[Start Input material]
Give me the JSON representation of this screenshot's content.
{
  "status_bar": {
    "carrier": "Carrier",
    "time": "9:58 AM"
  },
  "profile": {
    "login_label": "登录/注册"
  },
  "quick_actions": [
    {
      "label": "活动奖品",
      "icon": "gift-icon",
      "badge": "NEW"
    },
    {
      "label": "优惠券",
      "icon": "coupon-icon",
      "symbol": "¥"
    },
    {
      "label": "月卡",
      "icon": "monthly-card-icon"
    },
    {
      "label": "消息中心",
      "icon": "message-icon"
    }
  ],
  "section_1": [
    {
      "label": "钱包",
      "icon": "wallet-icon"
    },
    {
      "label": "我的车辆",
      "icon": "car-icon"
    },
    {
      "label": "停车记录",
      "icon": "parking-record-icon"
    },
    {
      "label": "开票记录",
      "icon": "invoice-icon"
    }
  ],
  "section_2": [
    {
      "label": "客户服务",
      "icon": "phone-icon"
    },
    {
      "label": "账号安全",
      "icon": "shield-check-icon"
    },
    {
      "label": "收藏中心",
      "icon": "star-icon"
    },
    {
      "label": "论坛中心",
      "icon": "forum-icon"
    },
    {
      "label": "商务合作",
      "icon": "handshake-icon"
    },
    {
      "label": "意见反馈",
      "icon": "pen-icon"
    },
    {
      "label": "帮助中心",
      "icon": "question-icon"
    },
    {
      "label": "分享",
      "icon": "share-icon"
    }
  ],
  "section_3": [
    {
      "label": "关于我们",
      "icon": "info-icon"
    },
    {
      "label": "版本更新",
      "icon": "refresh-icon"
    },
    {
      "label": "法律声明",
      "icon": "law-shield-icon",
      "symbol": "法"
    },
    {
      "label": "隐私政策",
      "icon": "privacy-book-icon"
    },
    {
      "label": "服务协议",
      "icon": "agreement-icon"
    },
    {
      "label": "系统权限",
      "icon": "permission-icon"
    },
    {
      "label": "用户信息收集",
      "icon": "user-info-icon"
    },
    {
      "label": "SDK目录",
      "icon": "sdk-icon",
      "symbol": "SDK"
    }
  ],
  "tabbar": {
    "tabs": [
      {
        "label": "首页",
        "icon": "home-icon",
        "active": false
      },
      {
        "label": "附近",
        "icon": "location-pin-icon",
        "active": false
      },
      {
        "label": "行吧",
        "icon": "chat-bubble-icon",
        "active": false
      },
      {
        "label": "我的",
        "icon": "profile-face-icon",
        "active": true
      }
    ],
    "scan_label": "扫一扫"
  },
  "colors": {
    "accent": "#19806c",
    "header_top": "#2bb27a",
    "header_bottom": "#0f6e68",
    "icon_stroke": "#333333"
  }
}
[End Input material]
▸ What is asked
Select and copy every line of the material that holds the string "shield".

▸ The solution
      "icon": "shield-check-icon"
      "icon": "law-shield-icon",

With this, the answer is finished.